- [Exercise task]: Could you repeat the records below exactly, leaving out any pictures?
※
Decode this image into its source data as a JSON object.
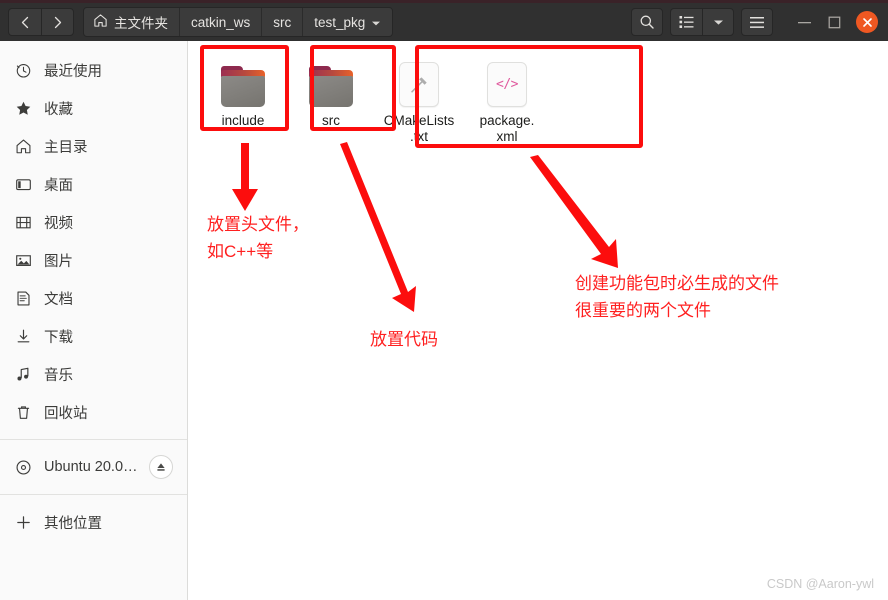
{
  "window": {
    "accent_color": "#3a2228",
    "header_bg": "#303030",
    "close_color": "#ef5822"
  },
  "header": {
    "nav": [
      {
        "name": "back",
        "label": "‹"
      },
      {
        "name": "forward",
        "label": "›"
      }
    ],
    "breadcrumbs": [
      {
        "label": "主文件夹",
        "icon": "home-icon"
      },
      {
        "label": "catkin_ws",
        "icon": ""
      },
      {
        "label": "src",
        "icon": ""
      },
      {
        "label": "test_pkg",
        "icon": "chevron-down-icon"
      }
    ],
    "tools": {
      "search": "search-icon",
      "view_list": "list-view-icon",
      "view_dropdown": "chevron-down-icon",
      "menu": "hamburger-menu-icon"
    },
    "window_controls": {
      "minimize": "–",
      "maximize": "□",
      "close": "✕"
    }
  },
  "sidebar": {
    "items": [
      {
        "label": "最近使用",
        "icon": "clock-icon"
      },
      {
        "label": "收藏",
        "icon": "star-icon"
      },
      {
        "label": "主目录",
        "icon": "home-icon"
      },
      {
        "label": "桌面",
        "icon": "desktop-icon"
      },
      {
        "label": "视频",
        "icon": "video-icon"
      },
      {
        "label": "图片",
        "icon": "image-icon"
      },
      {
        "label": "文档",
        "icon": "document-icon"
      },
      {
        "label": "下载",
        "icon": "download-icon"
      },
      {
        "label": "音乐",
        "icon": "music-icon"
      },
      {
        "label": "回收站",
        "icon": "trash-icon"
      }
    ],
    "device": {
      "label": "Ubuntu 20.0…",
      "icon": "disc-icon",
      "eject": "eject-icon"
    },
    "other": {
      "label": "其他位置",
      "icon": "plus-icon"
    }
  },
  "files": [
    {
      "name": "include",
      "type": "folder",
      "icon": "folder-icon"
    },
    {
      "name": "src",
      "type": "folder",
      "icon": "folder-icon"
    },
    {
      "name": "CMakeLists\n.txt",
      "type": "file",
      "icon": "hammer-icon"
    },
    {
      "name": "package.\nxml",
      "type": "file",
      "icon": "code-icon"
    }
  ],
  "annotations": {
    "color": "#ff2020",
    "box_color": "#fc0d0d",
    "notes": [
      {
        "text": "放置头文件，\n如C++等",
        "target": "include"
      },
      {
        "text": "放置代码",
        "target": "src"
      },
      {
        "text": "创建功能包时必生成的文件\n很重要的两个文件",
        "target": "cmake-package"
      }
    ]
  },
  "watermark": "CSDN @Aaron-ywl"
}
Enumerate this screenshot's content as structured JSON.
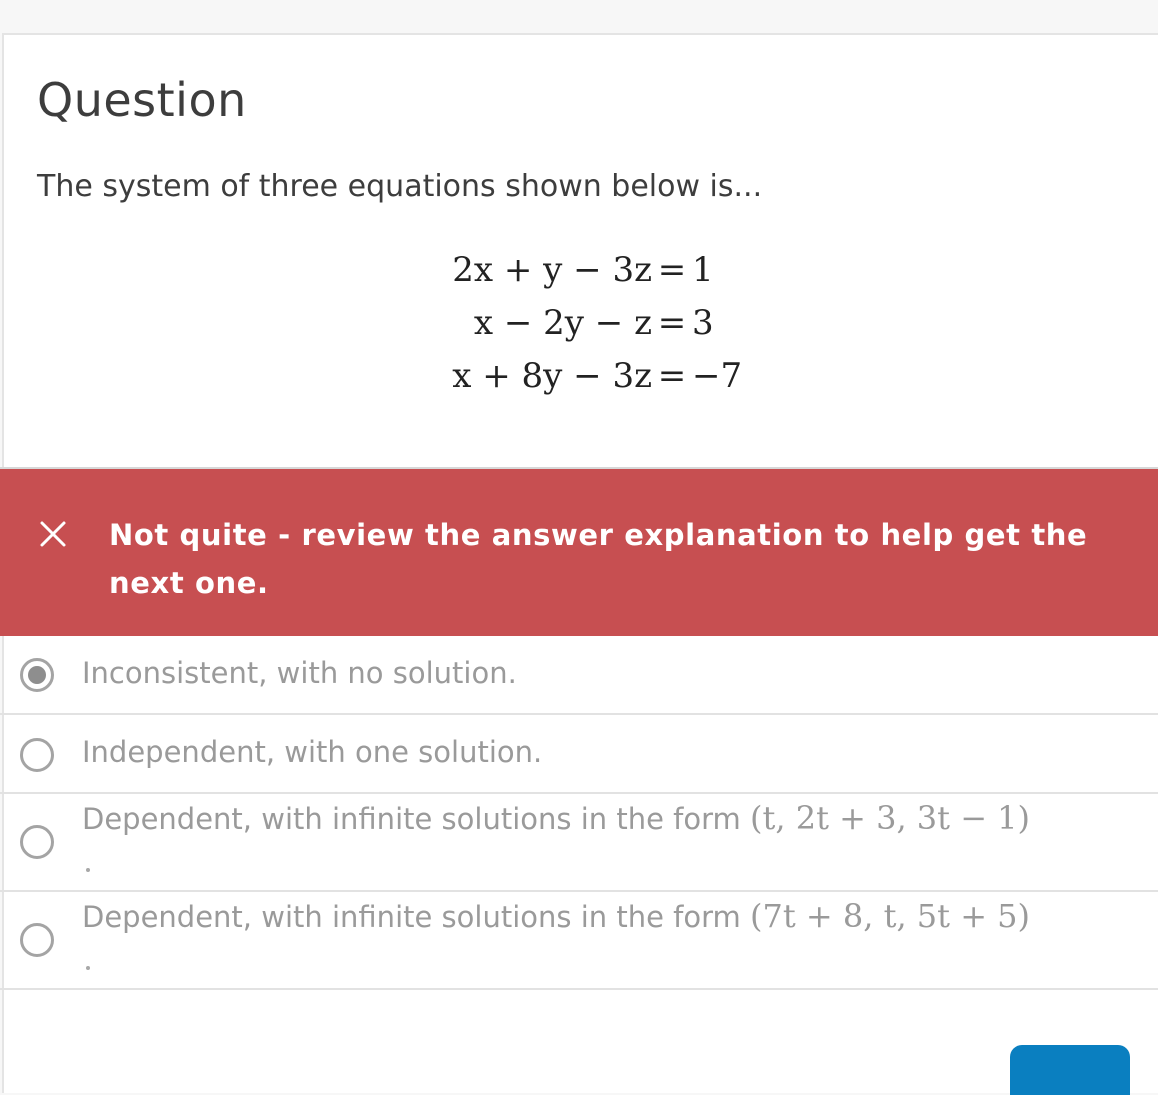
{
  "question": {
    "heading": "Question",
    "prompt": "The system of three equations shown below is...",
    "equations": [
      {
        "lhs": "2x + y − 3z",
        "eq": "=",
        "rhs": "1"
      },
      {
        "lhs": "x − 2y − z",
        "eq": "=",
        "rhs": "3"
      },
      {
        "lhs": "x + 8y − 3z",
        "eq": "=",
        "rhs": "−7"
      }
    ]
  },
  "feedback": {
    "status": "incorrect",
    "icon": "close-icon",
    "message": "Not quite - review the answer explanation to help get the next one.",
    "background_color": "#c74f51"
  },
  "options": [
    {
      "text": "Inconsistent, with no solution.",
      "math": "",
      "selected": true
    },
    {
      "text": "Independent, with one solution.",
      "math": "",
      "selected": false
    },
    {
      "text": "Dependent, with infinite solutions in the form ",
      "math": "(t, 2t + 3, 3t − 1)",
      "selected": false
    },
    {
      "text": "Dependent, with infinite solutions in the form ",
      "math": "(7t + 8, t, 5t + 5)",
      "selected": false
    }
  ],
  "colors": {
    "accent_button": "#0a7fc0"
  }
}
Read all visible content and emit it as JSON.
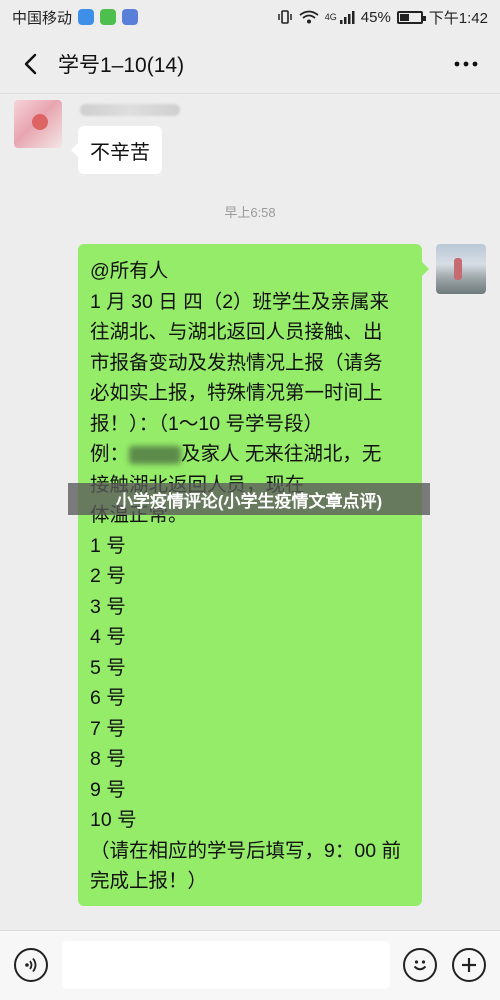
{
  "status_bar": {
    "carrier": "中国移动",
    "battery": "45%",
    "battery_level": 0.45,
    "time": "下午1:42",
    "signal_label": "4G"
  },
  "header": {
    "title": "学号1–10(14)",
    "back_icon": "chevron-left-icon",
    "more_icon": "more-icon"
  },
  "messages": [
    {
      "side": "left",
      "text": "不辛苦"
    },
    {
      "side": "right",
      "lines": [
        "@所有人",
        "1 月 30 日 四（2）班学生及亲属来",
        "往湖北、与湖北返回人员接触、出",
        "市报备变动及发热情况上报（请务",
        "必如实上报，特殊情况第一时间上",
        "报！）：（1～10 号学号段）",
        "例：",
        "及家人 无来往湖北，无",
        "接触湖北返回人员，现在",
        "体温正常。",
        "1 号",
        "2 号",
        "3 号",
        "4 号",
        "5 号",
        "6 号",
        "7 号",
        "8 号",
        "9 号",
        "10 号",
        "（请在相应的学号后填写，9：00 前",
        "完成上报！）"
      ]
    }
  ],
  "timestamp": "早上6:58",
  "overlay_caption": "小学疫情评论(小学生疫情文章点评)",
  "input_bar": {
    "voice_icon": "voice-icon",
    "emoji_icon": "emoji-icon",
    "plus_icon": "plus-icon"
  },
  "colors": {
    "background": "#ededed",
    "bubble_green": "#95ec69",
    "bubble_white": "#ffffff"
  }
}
※
- [Written answer]:
Decode this image into its source data as a JSON object.
{
  "window": {
    "accent_color": "#3a2228",
    "header_bg": "#303030",
    "close_color": "#ef5822"
  },
  "header": {
    "nav": [
      {
        "name": "back",
        "label": "‹"
      },
      {
        "name": "forward",
        "label": "›"
      }
    ],
    "breadcrumbs": [
      {
        "label": "主文件夹",
        "icon": "home-icon"
      },
      {
        "label": "catkin_ws",
        "icon": ""
      },
      {
        "label": "src",
        "icon": ""
      },
      {
        "label": "test_pkg",
        "icon": "chevron-down-icon"
      }
    ],
    "tools": {
      "search": "search-icon",
      "view_list": "list-view-icon",
      "view_dropdown": "chevron-down-icon",
      "menu": "hamburger-menu-icon"
    },
    "window_controls": {
      "minimize": "–",
      "maximize": "□",
      "close": "✕"
    }
  },
  "sidebar": {
    "items": [
      {
        "label": "最近使用",
        "icon": "clock-icon"
      },
      {
        "label": "收藏",
        "icon": "star-icon"
      },
      {
        "label": "主目录",
        "icon": "home-icon"
      },
      {
        "label": "桌面",
        "icon": "desktop-icon"
      },
      {
        "label": "视频",
        "icon": "video-icon"
      },
      {
        "label": "图片",
        "icon": "image-icon"
      },
      {
        "label": "文档",
        "icon": "document-icon"
      },
      {
        "label": "下载",
        "icon": "download-icon"
      },
      {
        "label": "音乐",
        "icon": "music-icon"
      },
      {
        "label": "回收站",
        "icon": "trash-icon"
      }
    ],
    "device": {
      "label": "Ubuntu 20.0…",
      "icon": "disc-icon",
      "eject": "eject-icon"
    },
    "other": {
      "label": "其他位置",
      "icon": "plus-icon"
    }
  },
  "files": [
    {
      "name": "include",
      "type": "folder",
      "icon": "folder-icon"
    },
    {
      "name": "src",
      "type": "folder",
      "icon": "folder-icon"
    },
    {
      "name": "CMakeLists\n.txt",
      "type": "file",
      "icon": "hammer-icon"
    },
    {
      "name": "package.\nxml",
      "type": "file",
      "icon": "code-icon"
    }
  ],
  "annotations": {
    "color": "#ff2020",
    "box_color": "#fc0d0d",
    "notes": [
      {
        "text": "放置头文件，\n如C++等",
        "target": "include"
      },
      {
        "text": "放置代码",
        "target": "src"
      },
      {
        "text": "创建功能包时必生成的文件\n很重要的两个文件",
        "target": "cmake-package"
      }
    ]
  },
  "watermark": "CSDN @Aaron-ywl"
}
Enumerate this screenshot's content as structured JSON.
{
  "question": {
    "heading": "Question",
    "prompt": "The system of three equations shown below is...",
    "equations": [
      {
        "lhs": "2x + y − 3z",
        "eq": "=",
        "rhs": "1"
      },
      {
        "lhs": "x − 2y − z",
        "eq": "=",
        "rhs": "3"
      },
      {
        "lhs": "x + 8y − 3z",
        "eq": "=",
        "rhs": "−7"
      }
    ]
  },
  "feedback": {
    "status": "incorrect",
    "icon": "close-icon",
    "message": "Not quite - review the answer explanation to help get the next one.",
    "background_color": "#c74f51"
  },
  "options": [
    {
      "text": "Inconsistent, with no solution.",
      "math": "",
      "selected": true
    },
    {
      "text": "Independent, with one solution.",
      "math": "",
      "selected": false
    },
    {
      "text": "Dependent, with infinite solutions in the form ",
      "math": "(t, 2t + 3, 3t − 1)",
      "selected": false
    },
    {
      "text": "Dependent, with infinite solutions in the form ",
      "math": "(7t + 8, t, 5t + 5)",
      "selected": false
    }
  ],
  "colors": {
    "accent_button": "#0a7fc0"
  }
}
Read all visible content and emit it as JSON.
{
  "status_bar": {
    "carrier": "中国移动",
    "battery": "45%",
    "battery_level": 0.45,
    "time": "下午1:42",
    "signal_label": "4G"
  },
  "header": {
    "title": "学号1–10(14)",
    "back_icon": "chevron-left-icon",
    "more_icon": "more-icon"
  },
  "messages": [
    {
      "side": "left",
      "text": "不辛苦"
    },
    {
      "side": "right",
      "lines": [
        "@所有人",
        "1 月 30 日 四（2）班学生及亲属来",
        "往湖北、与湖北返回人员接触、出",
        "市报备变动及发热情况上报（请务",
        "必如实上报，特殊情况第一时间上",
        "报！）：（1～10 号学号段）",
        "例：",
        "及家人 无来往湖北，无",
        "接触湖北返回人员，现在",
        "体温正常。",
        "1 号",
        "2 号",
        "3 号",
        "4 号",
        "5 号",
        "6 号",
        "7 号",
        "8 号",
        "9 号",
        "10 号",
        "（请在相应的学号后填写，9：00 前",
        "完成上报！）"
      ]
    }
  ],
  "timestamp": "早上6:58",
  "overlay_caption": "小学疫情评论(小学生疫情文章点评)",
  "input_bar": {
    "voice_icon": "voice-icon",
    "emoji_icon": "emoji-icon",
    "plus_icon": "plus-icon"
  },
  "colors": {
    "background": "#ededed",
    "bubble_green": "#95ec69",
    "bubble_white": "#ffffff"
  }
}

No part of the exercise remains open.